Check each line of the records below for the word "style" and copy those where it appears.
━━━ Task input
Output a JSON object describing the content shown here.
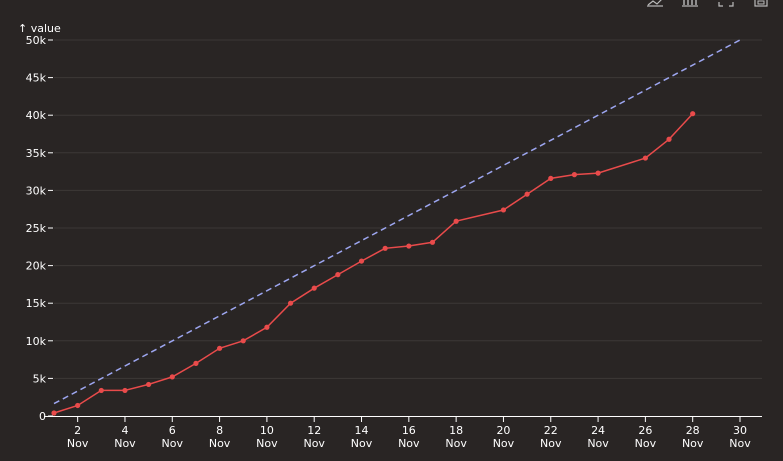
{
  "toolbar": {
    "icons": [
      "line-chart-icon",
      "bar-chart-icon",
      "fullscreen-icon",
      "save-icon"
    ]
  },
  "chart_data": {
    "type": "line",
    "ylabel": "↑ value",
    "xlabel": "",
    "ylim": [
      0,
      50000
    ],
    "xlim": [
      "2023-11-01",
      "2023-11-30"
    ],
    "grid": "horizontal",
    "x_ticks": [
      {
        "day": "2",
        "month": "Nov"
      },
      {
        "day": "4",
        "month": "Nov"
      },
      {
        "day": "6",
        "month": "Nov"
      },
      {
        "day": "8",
        "month": "Nov"
      },
      {
        "day": "10",
        "month": "Nov"
      },
      {
        "day": "12",
        "month": "Nov"
      },
      {
        "day": "14",
        "month": "Nov"
      },
      {
        "day": "16",
        "month": "Nov"
      },
      {
        "day": "18",
        "month": "Nov"
      },
      {
        "day": "20",
        "month": "Nov"
      },
      {
        "day": "22",
        "month": "Nov"
      },
      {
        "day": "24",
        "month": "Nov"
      },
      {
        "day": "26",
        "month": "Nov"
      },
      {
        "day": "28",
        "month": "Nov"
      },
      {
        "day": "30",
        "month": "Nov"
      }
    ],
    "y_ticks": [
      {
        "value": 0,
        "label": "0"
      },
      {
        "value": 5000,
        "label": "5k"
      },
      {
        "value": 10000,
        "label": "10k"
      },
      {
        "value": 15000,
        "label": "15k"
      },
      {
        "value": 20000,
        "label": "20k"
      },
      {
        "value": 25000,
        "label": "25k"
      },
      {
        "value": 30000,
        "label": "30k"
      },
      {
        "value": 35000,
        "label": "35k"
      },
      {
        "value": 40000,
        "label": "40k"
      },
      {
        "value": 45000,
        "label": "45k"
      },
      {
        "value": 50000,
        "label": "50k"
      }
    ],
    "series": [
      {
        "style": "solid-with-markers",
        "color": "#e94b4b",
        "points": [
          {
            "x": "2023-11-01",
            "y": 400
          },
          {
            "x": "2023-11-02",
            "y": 1400
          },
          {
            "x": "2023-11-03",
            "y": 3400
          },
          {
            "x": "2023-11-04",
            "y": 3400
          },
          {
            "x": "2023-11-05",
            "y": 4200
          },
          {
            "x": "2023-11-06",
            "y": 5200
          },
          {
            "x": "2023-11-07",
            "y": 7000
          },
          {
            "x": "2023-11-08",
            "y": 9000
          },
          {
            "x": "2023-11-09",
            "y": 10000
          },
          {
            "x": "2023-11-10",
            "y": 11800
          },
          {
            "x": "2023-11-11",
            "y": 15000
          },
          {
            "x": "2023-11-12",
            "y": 17000
          },
          {
            "x": "2023-11-13",
            "y": 18800
          },
          {
            "x": "2023-11-14",
            "y": 20600
          },
          {
            "x": "2023-11-15",
            "y": 22300
          },
          {
            "x": "2023-11-16",
            "y": 22600
          },
          {
            "x": "2023-11-17",
            "y": 23100
          },
          {
            "x": "2023-11-18",
            "y": 25900
          },
          {
            "x": "2023-11-20",
            "y": 27400
          },
          {
            "x": "2023-11-21",
            "y": 29500
          },
          {
            "x": "2023-11-22",
            "y": 31600
          },
          {
            "x": "2023-11-23",
            "y": 32100
          },
          {
            "x": "2023-11-24",
            "y": 32300
          },
          {
            "x": "2023-11-26",
            "y": 34300
          },
          {
            "x": "2023-11-27",
            "y": 36800
          },
          {
            "x": "2023-11-28",
            "y": 40200
          }
        ]
      },
      {
        "style": "dashed",
        "color": "#9da6f0",
        "points": [
          {
            "x": "2023-11-01",
            "y": 1650
          },
          {
            "x": "2023-11-30",
            "y": 50000
          }
        ]
      }
    ]
  }
}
━━━━━━
• _Task output_:
        "style": "solid-with-markers",
        "style": "dashed",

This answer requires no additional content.